Below are some records: retype them all exactly, but not the pictures.

# Start of RECORDS SHOWN

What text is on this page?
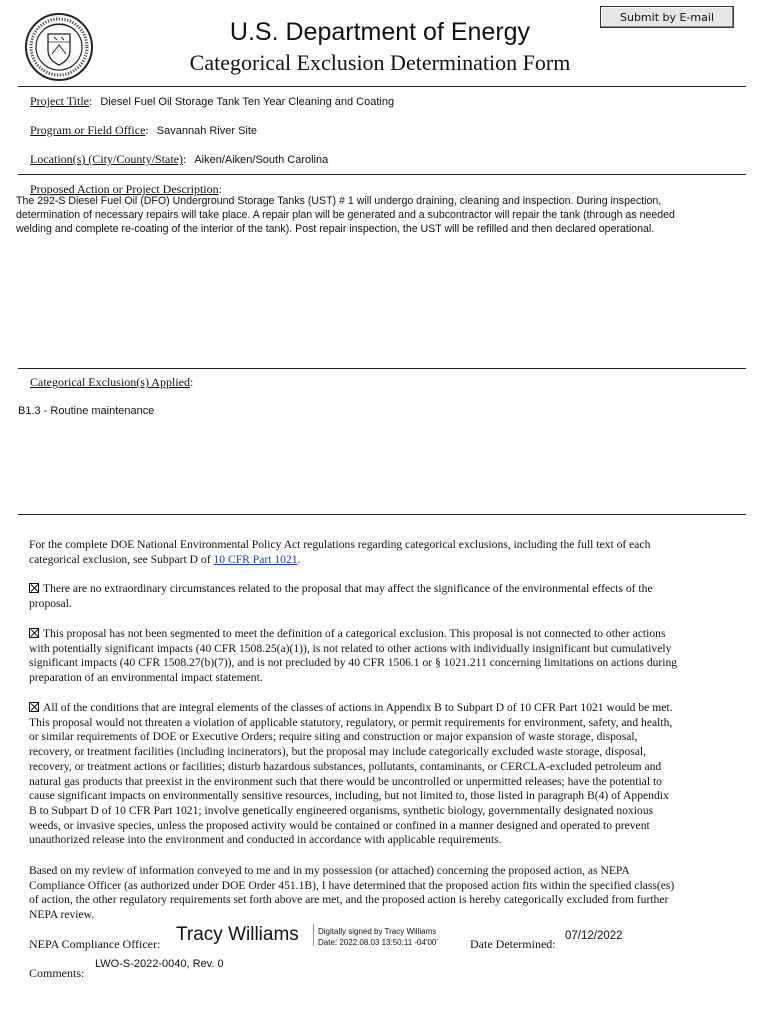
Submit by E-mail
U.S. Department of Energy
Categorical Exclusion Determination Form
Project Title: Diesel Fuel Oil Storage Tank Ten Year Cleaning and Coating
Program or Field Office: Savannah River Site
Location(s) (City/County/State): Aiken/Aiken/South Carolina
Proposed Action or Project Description:
The 292-S Diesel Fuel Oil (DFO) Underground Storage Tanks (UST) # 1 will undergo draining, cleaning and inspection. During inspection,
determination of necessary repairs will take place. A repair plan will be generated and a subcontractor will repair the tank (through as needed
welding and complete re-coating of the interior of the tank). Post repair inspection, the UST will be refilled and then declared operational.
Categorical Exclusion(s) Applied:
B1.3 - Routine maintenance
For the complete DOE National Environmental Policy Act regulations regarding categorical exclusions, including the full text of each
categorical exclusion, see Subpart D of 10 CFR Part 1021.
There are no extraordinary circumstances related to the proposal that may affect the significance of the environmental effects of the
proposal.
This proposal has not been segmented to meet the definition of a categorical exclusion. This proposal is not connected to other actions
with potentially significant impacts (40 CFR 1508.25(a)(1)), is not related to other actions with individually insignificant but cumulatively
significant impacts (40 CFR 1508.27(b)(7)), and is not precluded by 40 CFR 1506.1 or § 1021.211 concerning limitations on actions during
preparation of an environmental impact statement.
All of the conditions that are integral elements of the classes of actions in Appendix B to Subpart D of 10 CFR Part 1021 would be met.
This proposal would not threaten a violation of applicable statutory, regulatory, or permit requirements for environment, safety, and health,
or similar requirements of DOE or Executive Orders; require siting and construction or major expansion of waste storage, disposal,
recovery, or treatment facilities (including incinerators), but the proposal may include categorically excluded waste storage, disposal,
recovery, or treatment actions or facilities; disturb hazardous substances, pollutants, contaminants, or CERCLA-excluded petroleum and
natural gas products that preexist in the environment such that there would be uncontrolled or unpermitted releases; have the potential to
cause significant impacts on environmentally sensitive resources, including, but not limited to, those listed in paragraph B(4) of Appendix
B to Subpart D of 10 CFR Part 1021; involve genetically engineered organisms, synthetic biology, governmentally designated noxious
weeds, or invasive species, unless the proposed activity would be contained or confined in a manner designed and operated to prevent
unauthorized release into the environment and conducted in accordance with applicable requirements.
Based on my review of information conveyed to me and in my possession (or attached) concerning the proposed action, as NEPA
Compliance Officer (as authorized under DOE Order 451.1B), I have determined that the proposed action fits within the specified class(es)
of action, the other regulatory requirements set forth above are met, and the proposed action is hereby categorically excluded from further
NEPA review.
NEPA Compliance Officer: Tracy Williams Digitally signed by Tracy Williams
Date: 2022.08.03 13:50:11 -04'00'	Date Determined:
07/12/2022
Comments:
LWO-S-2022-0040, Rev. 0
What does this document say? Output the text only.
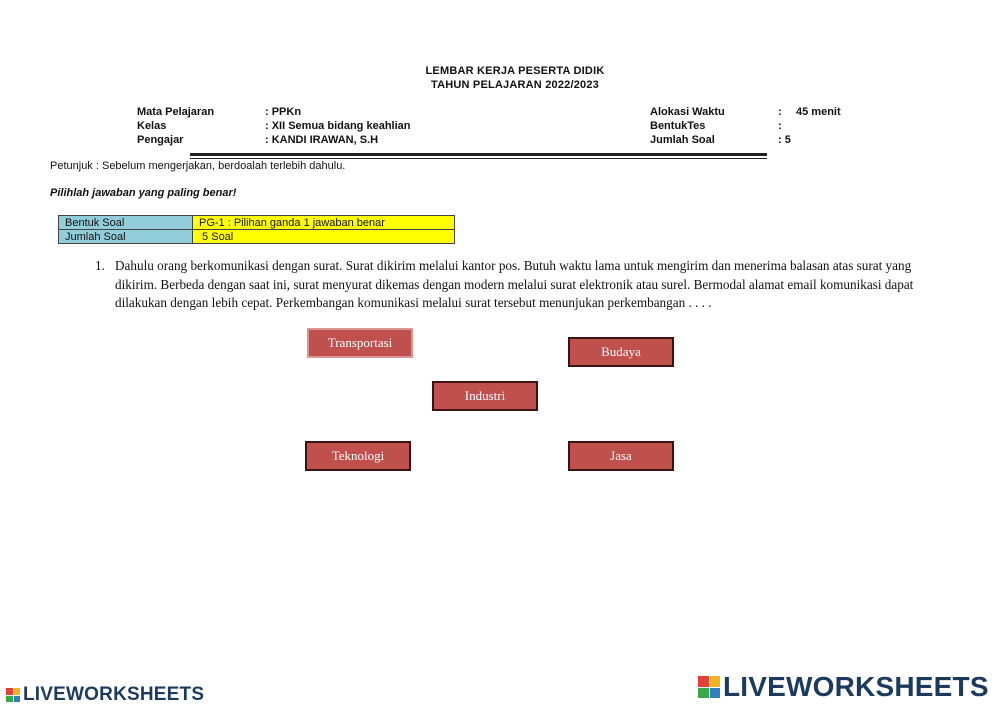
LEMBAR KERJA PESERTA DIDIK
TAHUN PELAJARAN 2022/2023
Mata Pelajaran	: PPKn
Kelas	: XII Semua bidang keahlian
Pengajar	: KANDI IRAWAN, S.H
Alokasi Waktu	: 45 menit
BentukTes	:
Jumlah Soal	: 5
Petunjuk : Sebelum mengerjakan, berdoalah terlebih dahulu.
Pilihlah jawaban yang paling benar!
Bentuk Soal	PG-1 : Pilihan ganda 1 jawaban benar
Jumlah Soal	5 Soal
1. Dahulu orang berkomunikasi dengan surat. Surat dikirim melalui kantor pos. Butuh waktu lama untuk mengirim dan menerima balasan atas surat yang dikirim. Berbeda dengan saat ini, surat menyurat dikemas dengan modern melalui surat elektronik atau surel. Bermodal alamat email komunikasi dapat dilakukan dengan lebih cepat. Perkembangan komunikasi melalui surat tersebut menunjukan perkembangan . . . .
Transportasi
Budaya
Industri
Teknologi	Jasa
LIVEWORKSHEETS	LIVEWORKSHEETS
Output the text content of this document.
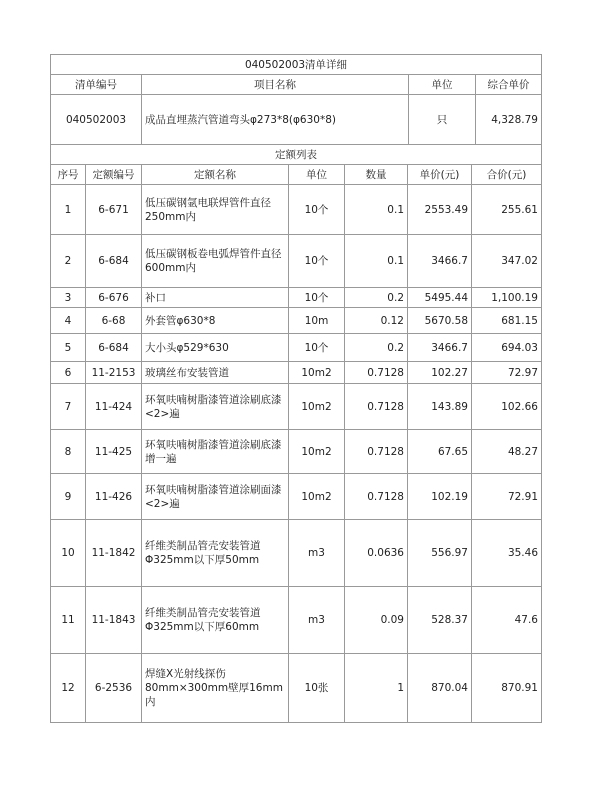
040502003清单详细			
清单编号	项目名称	单位	综合单价
040502003	成品直埋蒸汽管道弯头φ273*8(φ630*8)	只	4,328.79
定额列表						
序号	定额编号	定额名称	单位	数量	单价(元)	合价(元)
1	6-671	低压碳钢氩电联焊管件直径250mm内	10个	0.1	2553.49	255.61
2	6-684	低压碳钢板卷电弧焊管件直径600mm内	10个	0.1	3466.7	347.02
3	6-676	补口	10个	0.2	5495.44	1,100.19
4	6-68	外套管φ630*8	10m	0.12	5670.58	681.15
5	6-684	大小头φ529*630	10个	0.2	3466.7	694.03
6	11-2153	玻璃丝布安装管道	10m2	0.7128	102.27	72.97
7	11-424	环氧呋喃树脂漆管道涂刷底漆<2>遍	10m2	0.7128	143.89	102.66
8	11-425	环氧呋喃树脂漆管道涂刷底漆增一遍	10m2	0.7128	67.65	48.27
9	11-426	环氧呋喃树脂漆管道涂刷面漆<2>遍	10m2	0.7128	102.19	72.91
10	11-1842	纤维类制品管壳安装管道Φ325mm以下厚50mm	m3	0.0636	556.97	35.46
11	11-1843	纤维类制品管壳安装管道Φ325mm以下厚60mm	m3	0.09	528.37	47.6
12	6-2536	焊缝X光射线探伤80mm×300mm壁厚16mm内	10张	1	870.04	870.91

# End of RECORDS SHOWN

- **THE REPLY**
What text is on this page?
Submit by E-mail
U.S. Department of Energy
Categorical Exclusion Determination Form
Project Title: Diesel Fuel Oil Storage Tank Ten Year Cleaning and Coating
Program or Field Office: Savannah River Site
Location(s) (City/County/State): Aiken/Aiken/South Carolina
Proposed Action or Project Description:
The 292-S Diesel Fuel Oil (DFO) Underground Storage Tanks (UST) # 1 will undergo draining, cleaning and inspection. During inspection,
determination of necessary repairs will take place. A repair plan will be generated and a subcontractor will repair the tank (through as needed
welding and complete re-coating of the interior of the tank). Post repair inspection, the UST will be refilled and then declared operational.
Categorical Exclusion(s) Applied:
B1.3 - Routine maintenance
For the complete DOE National Environmental Policy Act regulations regarding categorical exclusions, including the full text of each
categorical exclusion, see Subpart D of 10 CFR Part 1021.
There are no extraordinary circumstances related to the proposal that may affect the significance of the environmental effects of the
proposal.
This proposal has not been segmented to meet the definition of a categorical exclusion. This proposal is not connected to other actions
with potentially significant impacts (40 CFR 1508.25(a)(1)), is not related to other actions with individually insignificant but cumulatively
significant impacts (40 CFR 1508.27(b)(7)), and is not precluded by 40 CFR 1506.1 or § 1021.211 concerning limitations on actions during
preparation of an environmental impact statement.
All of the conditions that are integral elements of the classes of actions in Appendix B to Subpart D of 10 CFR Part 1021 would be met.
This proposal would not threaten a violation of applicable statutory, regulatory, or permit requirements for environment, safety, and health,
or similar requirements of DOE or Executive Orders; require siting and construction or major expansion of waste storage, disposal,
recovery, or treatment facilities (including incinerators), but the proposal may include categorically excluded waste storage, disposal,
recovery, or treatment actions or facilities; disturb hazardous substances, pollutants, contaminants, or CERCLA-excluded petroleum and
natural gas products that preexist in the environment such that there would be uncontrolled or unpermitted releases; have the potential to
cause significant impacts on environmentally sensitive resources, including, but not limited to, those listed in paragraph B(4) of Appendix
B to Subpart D of 10 CFR Part 1021; involve genetically engineered organisms, synthetic biology, governmentally designated noxious
weeds, or invasive species, unless the proposed activity would be contained or confined in a manner designed and operated to prevent
unauthorized release into the environment and conducted in accordance with applicable requirements.
Based on my review of information conveyed to me and in my possession (or attached) concerning the proposed action, as NEPA
Compliance Officer (as authorized under DOE Order 451.1B), I have determined that the proposed action fits within the specified class(es)
of action, the other regulatory requirements set forth above are met, and the proposed action is hereby categorically excluded from further
NEPA review.
NEPA Compliance Officer: Tracy Williams Digitally signed by Tracy Williams
Date: 2022.08.03 13:50:11 -04'00'	Date Determined:
07/12/2022
Comments:
LWO-S-2022-0040, Rev. 0
What does this document say? Output the text only.
LEMBAR KERJA PESERTA DIDIK
TAHUN PELAJARAN 2022/2023
Mata Pelajaran	: PPKn
Kelas	: XII Semua bidang keahlian
Pengajar	: KANDI IRAWAN, S.H
Alokasi Waktu	: 45 menit
BentukTes	:
Jumlah Soal	: 5
Petunjuk : Sebelum mengerjakan, berdoalah terlebih dahulu.
Pilihlah jawaban yang paling benar!
Bentuk Soal	PG-1 : Pilihan ganda 1 jawaban benar
Jumlah Soal	5 Soal
1. Dahulu orang berkomunikasi dengan surat. Surat dikirim melalui kantor pos. Butuh waktu lama untuk mengirim dan menerima balasan atas surat yang dikirim. Berbeda dengan saat ini, surat menyurat dikemas dengan modern melalui surat elektronik atau surel. Bermodal alamat email komunikasi dapat dilakukan dengan lebih cepat. Perkembangan komunikasi melalui surat tersebut menunjukan perkembangan . . . .
Transportasi
Budaya
Industri
Teknologi	Jasa
LIVEWORKSHEETS	LIVEWORKSHEETS
Output the text content of this document.
040502003清单详细			
清单编号	项目名称	单位	综合单价
040502003	成品直埋蒸汽管道弯头φ273*8(φ630*8)	只	4,328.79
定额列表						
序号	定额编号	定额名称	单位	数量	单价(元)	合价(元)
1	6-671	低压碳钢氩电联焊管件直径250mm内	10个	0.1	2553.49	255.61
2	6-684	低压碳钢板卷电弧焊管件直径600mm内	10个	0.1	3466.7	347.02
3	6-676	补口	10个	0.2	5495.44	1,100.19
4	6-68	外套管φ630*8	10m	0.12	5670.58	681.15
5	6-684	大小头φ529*630	10个	0.2	3466.7	694.03
6	11-2153	玻璃丝布安装管道	10m2	0.7128	102.27	72.97
7	11-424	环氧呋喃树脂漆管道涂刷底漆<2>遍	10m2	0.7128	143.89	102.66
8	11-425	环氧呋喃树脂漆管道涂刷底漆增一遍	10m2	0.7128	67.65	48.27
9	11-426	环氧呋喃树脂漆管道涂刷面漆<2>遍	10m2	0.7128	102.19	72.91
10	11-1842	纤维类制品管壳安装管道Φ325mm以下厚50mm	m3	0.0636	556.97	35.46
11	11-1843	纤维类制品管壳安装管道Φ325mm以下厚60mm	m3	0.09	528.37	47.6
12	6-2536	焊缝X光射线探伤80mm×300mm壁厚16mm内	10张	1	870.04	870.91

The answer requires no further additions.